** start **

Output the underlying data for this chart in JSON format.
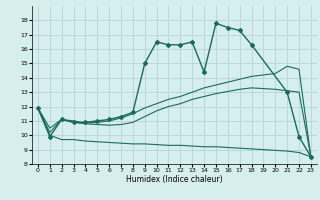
{
  "title": "",
  "xlabel": "Humidex (Indice chaleur)",
  "xlim": [
    -0.5,
    23.5
  ],
  "ylim": [
    8,
    19
  ],
  "xticks": [
    0,
    1,
    2,
    3,
    4,
    5,
    6,
    7,
    8,
    9,
    10,
    11,
    12,
    13,
    14,
    15,
    16,
    17,
    18,
    19,
    20,
    21,
    22,
    23
  ],
  "yticks": [
    8,
    9,
    10,
    11,
    12,
    13,
    14,
    15,
    16,
    17,
    18
  ],
  "bg_color": "#d6eeee",
  "grid_color": "#b0d0d0",
  "line_color": "#1a6b5a",
  "lines": [
    {
      "x": [
        0,
        1,
        2,
        3,
        4,
        5,
        6,
        7,
        8,
        9,
        10,
        11,
        12,
        13,
        14,
        15,
        16,
        17,
        18,
        21,
        22,
        23
      ],
      "y": [
        11.9,
        9.9,
        11.1,
        10.9,
        10.9,
        11.0,
        11.1,
        11.3,
        11.6,
        15.0,
        16.5,
        16.3,
        16.3,
        16.5,
        14.4,
        17.8,
        17.5,
        17.3,
        16.3,
        13.0,
        9.9,
        8.5
      ],
      "marker": "D",
      "markersize": 2.0,
      "linewidth": 1.0
    },
    {
      "x": [
        0,
        1,
        2,
        3,
        4,
        5,
        6,
        7,
        8,
        9,
        10,
        11,
        12,
        13,
        14,
        15,
        16,
        17,
        18,
        19,
        20,
        21,
        22,
        23
      ],
      "y": [
        11.9,
        10.5,
        11.1,
        11.0,
        10.85,
        10.9,
        11.0,
        11.2,
        11.5,
        11.9,
        12.2,
        12.5,
        12.7,
        13.0,
        13.3,
        13.5,
        13.7,
        13.9,
        14.1,
        14.2,
        14.3,
        14.8,
        14.6,
        8.5
      ],
      "marker": null,
      "linewidth": 0.8
    },
    {
      "x": [
        0,
        1,
        2,
        3,
        4,
        5,
        6,
        7,
        8,
        9,
        10,
        11,
        12,
        13,
        14,
        15,
        16,
        17,
        18,
        19,
        20,
        21,
        22,
        23
      ],
      "y": [
        11.9,
        10.0,
        9.7,
        9.7,
        9.6,
        9.55,
        9.5,
        9.45,
        9.4,
        9.4,
        9.35,
        9.3,
        9.3,
        9.25,
        9.2,
        9.2,
        9.15,
        9.1,
        9.05,
        9.0,
        8.95,
        8.9,
        8.8,
        8.5
      ],
      "marker": null,
      "linewidth": 0.8
    },
    {
      "x": [
        0,
        1,
        2,
        3,
        4,
        5,
        6,
        7,
        8,
        9,
        10,
        11,
        12,
        13,
        14,
        15,
        16,
        17,
        18,
        19,
        20,
        21,
        22,
        23
      ],
      "y": [
        11.9,
        10.2,
        11.1,
        10.9,
        10.8,
        10.75,
        10.7,
        10.75,
        10.9,
        11.3,
        11.7,
        12.0,
        12.2,
        12.5,
        12.7,
        12.9,
        13.05,
        13.2,
        13.3,
        13.25,
        13.2,
        13.1,
        13.0,
        8.5
      ],
      "marker": null,
      "linewidth": 0.8
    }
  ]
}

** end **

■ WORK TO COMPLETE:
Leave the images out, please, and restate each line word for word.

■ ANSWER TO THIS EXERCISE:
Output the underlying data for this chart in JSON format.
{
  "title": "",
  "xlabel": "Humidex (Indice chaleur)",
  "xlim": [
    -0.5,
    23.5
  ],
  "ylim": [
    8,
    19
  ],
  "xticks": [
    0,
    1,
    2,
    3,
    4,
    5,
    6,
    7,
    8,
    9,
    10,
    11,
    12,
    13,
    14,
    15,
    16,
    17,
    18,
    19,
    20,
    21,
    22,
    23
  ],
  "yticks": [
    8,
    9,
    10,
    11,
    12,
    13,
    14,
    15,
    16,
    17,
    18
  ],
  "bg_color": "#d6eeee",
  "grid_color": "#b0d0d0",
  "line_color": "#1a6b5a",
  "lines": [
    {
      "x": [
        0,
        1,
        2,
        3,
        4,
        5,
        6,
        7,
        8,
        9,
        10,
        11,
        12,
        13,
        14,
        15,
        16,
        17,
        18,
        21,
        22,
        23
      ],
      "y": [
        11.9,
        9.9,
        11.1,
        10.9,
        10.9,
        11.0,
        11.1,
        11.3,
        11.6,
        15.0,
        16.5,
        16.3,
        16.3,
        16.5,
        14.4,
        17.8,
        17.5,
        17.3,
        16.3,
        13.0,
        9.9,
        8.5
      ],
      "marker": "D",
      "markersize": 2.0,
      "linewidth": 1.0
    },
    {
      "x": [
        0,
        1,
        2,
        3,
        4,
        5,
        6,
        7,
        8,
        9,
        10,
        11,
        12,
        13,
        14,
        15,
        16,
        17,
        18,
        19,
        20,
        21,
        22,
        23
      ],
      "y": [
        11.9,
        10.5,
        11.1,
        11.0,
        10.85,
        10.9,
        11.0,
        11.2,
        11.5,
        11.9,
        12.2,
        12.5,
        12.7,
        13.0,
        13.3,
        13.5,
        13.7,
        13.9,
        14.1,
        14.2,
        14.3,
        14.8,
        14.6,
        8.5
      ],
      "marker": null,
      "linewidth": 0.8
    },
    {
      "x": [
        0,
        1,
        2,
        3,
        4,
        5,
        6,
        7,
        8,
        9,
        10,
        11,
        12,
        13,
        14,
        15,
        16,
        17,
        18,
        19,
        20,
        21,
        22,
        23
      ],
      "y": [
        11.9,
        10.0,
        9.7,
        9.7,
        9.6,
        9.55,
        9.5,
        9.45,
        9.4,
        9.4,
        9.35,
        9.3,
        9.3,
        9.25,
        9.2,
        9.2,
        9.15,
        9.1,
        9.05,
        9.0,
        8.95,
        8.9,
        8.8,
        8.5
      ],
      "marker": null,
      "linewidth": 0.8
    },
    {
      "x": [
        0,
        1,
        2,
        3,
        4,
        5,
        6,
        7,
        8,
        9,
        10,
        11,
        12,
        13,
        14,
        15,
        16,
        17,
        18,
        19,
        20,
        21,
        22,
        23
      ],
      "y": [
        11.9,
        10.2,
        11.1,
        10.9,
        10.8,
        10.75,
        10.7,
        10.75,
        10.9,
        11.3,
        11.7,
        12.0,
        12.2,
        12.5,
        12.7,
        12.9,
        13.05,
        13.2,
        13.3,
        13.25,
        13.2,
        13.1,
        13.0,
        8.5
      ],
      "marker": null,
      "linewidth": 0.8
    }
  ]
}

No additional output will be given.